TASK TO COMPLETE:
Can you transcribe every record below exactly as it appears?

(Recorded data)
━━━━━━━━

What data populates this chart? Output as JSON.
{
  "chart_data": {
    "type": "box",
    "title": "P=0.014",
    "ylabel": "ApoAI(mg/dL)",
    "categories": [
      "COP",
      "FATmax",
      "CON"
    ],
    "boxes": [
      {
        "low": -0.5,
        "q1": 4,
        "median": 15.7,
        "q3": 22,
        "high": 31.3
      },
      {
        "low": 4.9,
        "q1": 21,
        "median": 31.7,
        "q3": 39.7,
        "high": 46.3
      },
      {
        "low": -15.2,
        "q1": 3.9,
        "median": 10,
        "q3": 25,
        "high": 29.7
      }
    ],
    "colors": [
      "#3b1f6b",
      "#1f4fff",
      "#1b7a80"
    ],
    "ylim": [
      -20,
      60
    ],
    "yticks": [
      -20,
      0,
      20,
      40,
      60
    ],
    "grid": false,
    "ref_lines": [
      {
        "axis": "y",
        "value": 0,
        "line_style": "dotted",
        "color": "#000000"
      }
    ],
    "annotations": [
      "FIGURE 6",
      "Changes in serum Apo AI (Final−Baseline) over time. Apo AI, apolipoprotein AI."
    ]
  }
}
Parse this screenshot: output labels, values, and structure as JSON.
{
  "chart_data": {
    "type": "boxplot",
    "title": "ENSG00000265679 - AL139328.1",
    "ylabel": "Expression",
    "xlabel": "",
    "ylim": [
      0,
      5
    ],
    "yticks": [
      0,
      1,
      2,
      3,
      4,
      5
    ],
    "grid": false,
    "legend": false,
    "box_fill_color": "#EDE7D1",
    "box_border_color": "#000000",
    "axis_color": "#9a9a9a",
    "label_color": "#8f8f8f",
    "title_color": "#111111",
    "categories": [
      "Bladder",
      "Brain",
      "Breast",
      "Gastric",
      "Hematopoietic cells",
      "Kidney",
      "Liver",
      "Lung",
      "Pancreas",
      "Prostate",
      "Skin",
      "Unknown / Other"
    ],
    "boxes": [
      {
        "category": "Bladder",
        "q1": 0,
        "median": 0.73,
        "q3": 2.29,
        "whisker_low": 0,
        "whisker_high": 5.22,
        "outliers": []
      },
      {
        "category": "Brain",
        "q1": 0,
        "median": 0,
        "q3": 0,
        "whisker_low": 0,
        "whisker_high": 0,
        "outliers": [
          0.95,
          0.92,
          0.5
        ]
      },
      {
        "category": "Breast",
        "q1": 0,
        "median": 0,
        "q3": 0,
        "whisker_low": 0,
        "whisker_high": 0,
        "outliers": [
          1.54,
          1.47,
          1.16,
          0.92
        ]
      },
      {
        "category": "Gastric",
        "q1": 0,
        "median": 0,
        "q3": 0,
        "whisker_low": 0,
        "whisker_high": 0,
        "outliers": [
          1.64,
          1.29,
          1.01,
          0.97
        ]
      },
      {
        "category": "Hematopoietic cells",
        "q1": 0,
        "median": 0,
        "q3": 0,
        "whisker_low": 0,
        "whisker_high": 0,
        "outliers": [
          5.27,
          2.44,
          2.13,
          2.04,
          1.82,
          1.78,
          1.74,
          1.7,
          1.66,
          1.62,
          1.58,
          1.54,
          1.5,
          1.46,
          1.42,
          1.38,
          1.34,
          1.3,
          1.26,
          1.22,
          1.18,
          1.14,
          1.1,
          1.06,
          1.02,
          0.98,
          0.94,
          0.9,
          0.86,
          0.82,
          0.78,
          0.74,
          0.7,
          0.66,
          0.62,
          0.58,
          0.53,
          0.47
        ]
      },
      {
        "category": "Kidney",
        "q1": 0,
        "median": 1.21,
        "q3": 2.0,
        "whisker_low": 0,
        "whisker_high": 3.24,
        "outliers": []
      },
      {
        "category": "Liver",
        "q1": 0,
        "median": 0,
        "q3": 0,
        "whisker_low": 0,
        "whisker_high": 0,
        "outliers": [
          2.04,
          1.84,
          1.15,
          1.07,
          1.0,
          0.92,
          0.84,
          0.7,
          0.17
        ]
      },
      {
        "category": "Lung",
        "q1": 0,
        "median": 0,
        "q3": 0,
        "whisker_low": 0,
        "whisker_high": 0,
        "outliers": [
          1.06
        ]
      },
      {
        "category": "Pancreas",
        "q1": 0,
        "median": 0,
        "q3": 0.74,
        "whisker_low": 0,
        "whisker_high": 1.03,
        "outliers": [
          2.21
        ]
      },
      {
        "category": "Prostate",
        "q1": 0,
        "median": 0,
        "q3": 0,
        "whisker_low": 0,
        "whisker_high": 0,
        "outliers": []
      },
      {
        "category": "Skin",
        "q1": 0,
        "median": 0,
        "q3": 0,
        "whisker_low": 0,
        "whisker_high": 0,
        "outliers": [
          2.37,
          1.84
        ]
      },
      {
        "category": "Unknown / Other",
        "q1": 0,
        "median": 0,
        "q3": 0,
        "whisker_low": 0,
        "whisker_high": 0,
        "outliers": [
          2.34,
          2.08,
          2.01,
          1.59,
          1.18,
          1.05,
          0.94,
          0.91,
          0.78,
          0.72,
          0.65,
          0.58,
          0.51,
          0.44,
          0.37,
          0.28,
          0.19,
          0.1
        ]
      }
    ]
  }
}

━━━━━━━━

RESULT OF THE EXERCISE:
What data populates this chart? Output as JSON.
{
  "chart_data": {
    "type": "box",
    "title": "P=0.014",
    "ylabel": "ApoAI(mg/dL)",
    "categories": [
      "COP",
      "FATmax",
      "CON"
    ],
    "boxes": [
      {
        "low": -0.5,
        "q1": 4,
        "median": 15.7,
        "q3": 22,
        "high": 31.3
      },
      {
        "low": 4.9,
        "q1": 21,
        "median": 31.7,
        "q3": 39.7,
        "high": 46.3
      },
      {
        "low": -15.2,
        "q1": 3.9,
        "median": 10,
        "q3": 25,
        "high": 29.7
      }
    ],
    "colors": [
      "#3b1f6b",
      "#1f4fff",
      "#1b7a80"
    ],
    "ylim": [
      -20,
      60
    ],
    "yticks": [
      -20,
      0,
      20,
      40,
      60
    ],
    "grid": false,
    "ref_lines": [
      {
        "axis": "y",
        "value": 0,
        "line_style": "dotted",
        "color": "#000000"
      }
    ],
    "annotations": [
      "FIGURE 6",
      "Changes in serum Apo AI (Final−Baseline) over time. Apo AI, apolipoprotein AI."
    ]
  }
}
Parse this screenshot: output labels, values, and structure as JSON.
{
  "chart_data": {
    "type": "boxplot",
    "title": "ENSG00000265679 - AL139328.1",
    "ylabel": "Expression",
    "xlabel": "",
    "ylim": [
      0,
      5
    ],
    "yticks": [
      0,
      1,
      2,
      3,
      4,
      5
    ],
    "grid": false,
    "legend": false,
    "box_fill_color": "#EDE7D1",
    "box_border_color": "#000000",
    "axis_color": "#9a9a9a",
    "label_color": "#8f8f8f",
    "title_color": "#111111",
    "categories": [
      "Bladder",
      "Brain",
      "Breast",
      "Gastric",
      "Hematopoietic cells",
      "Kidney",
      "Liver",
      "Lung",
      "Pancreas",
      "Prostate",
      "Skin",
      "Unknown / Other"
    ],
    "boxes": [
      {
        "category": "Bladder",
        "q1": 0,
        "median": 0.73,
        "q3": 2.29,
        "whisker_low": 0,
        "whisker_high": 5.22,
        "outliers": []
      },
      {
        "category": "Brain",
        "q1": 0,
        "median": 0,
        "q3": 0,
        "whisker_low": 0,
        "whisker_high": 0,
        "outliers": [
          0.95,
          0.92,
          0.5
        ]
      },
      {
        "category": "Breast",
        "q1": 0,
        "median": 0,
        "q3": 0,
        "whisker_low": 0,
        "whisker_high": 0,
        "outliers": [
          1.54,
          1.47,
          1.16,
          0.92
        ]
      },
      {
        "category": "Gastric",
        "q1": 0,
        "median": 0,
        "q3": 0,
        "whisker_low": 0,
        "whisker_high": 0,
        "outliers": [
          1.64,
          1.29,
          1.01,
          0.97
        ]
      },
      {
        "category": "Hematopoietic cells",
        "q1": 0,
        "median": 0,
        "q3": 0,
        "whisker_low": 0,
        "whisker_high": 0,
        "outliers": [
          5.27,
          2.44,
          2.13,
          2.04,
          1.82,
          1.78,
          1.74,
          1.7,
          1.66,
          1.62,
          1.58,
          1.54,
          1.5,
          1.46,
          1.42,
          1.38,
          1.34,
          1.3,
          1.26,
          1.22,
          1.18,
          1.14,
          1.1,
          1.06,
          1.02,
          0.98,
          0.94,
          0.9,
          0.86,
          0.82,
          0.78,
          0.74,
          0.7,
          0.66,
          0.62,
          0.58,
          0.53,
          0.47
        ]
      },
      {
        "category": "Kidney",
        "q1": 0,
        "median": 1.21,
        "q3": 2.0,
        "whisker_low": 0,
        "whisker_high": 3.24,
        "outliers": []
      },
      {
        "category": "Liver",
        "q1": 0,
        "median": 0,
        "q3": 0,
        "whisker_low": 0,
        "whisker_high": 0,
        "outliers": [
          2.04,
          1.84,
          1.15,
          1.07,
          1.0,
          0.92,
          0.84,
          0.7,
          0.17
        ]
      },
      {
        "category": "Lung",
        "q1": 0,
        "median": 0,
        "q3": 0,
        "whisker_low": 0,
        "whisker_high": 0,
        "outliers": [
          1.06
        ]
      },
      {
        "category": "Pancreas",
        "q1": 0,
        "median": 0,
        "q3": 0.74,
        "whisker_low": 0,
        "whisker_high": 1.03,
        "outliers": [
          2.21
        ]
      },
      {
        "category": "Prostate",
        "q1": 0,
        "median": 0,
        "q3": 0,
        "whisker_low": 0,
        "whisker_high": 0,
        "outliers": []
      },
      {
        "category": "Skin",
        "q1": 0,
        "median": 0,
        "q3": 0,
        "whisker_low": 0,
        "whisker_high": 0,
        "outliers": [
          2.37,
          1.84
        ]
      },
      {
        "category": "Unknown / Other",
        "q1": 0,
        "median": 0,
        "q3": 0,
        "whisker_low": 0,
        "whisker_high": 0,
        "outliers": [
          2.34,
          2.08,
          2.01,
          1.59,
          1.18,
          1.05,
          0.94,
          0.91,
          0.78,
          0.72,
          0.65,
          0.58,
          0.51,
          0.44,
          0.37,
          0.28,
          0.19,
          0.1
        ]
      }
    ]
  }
}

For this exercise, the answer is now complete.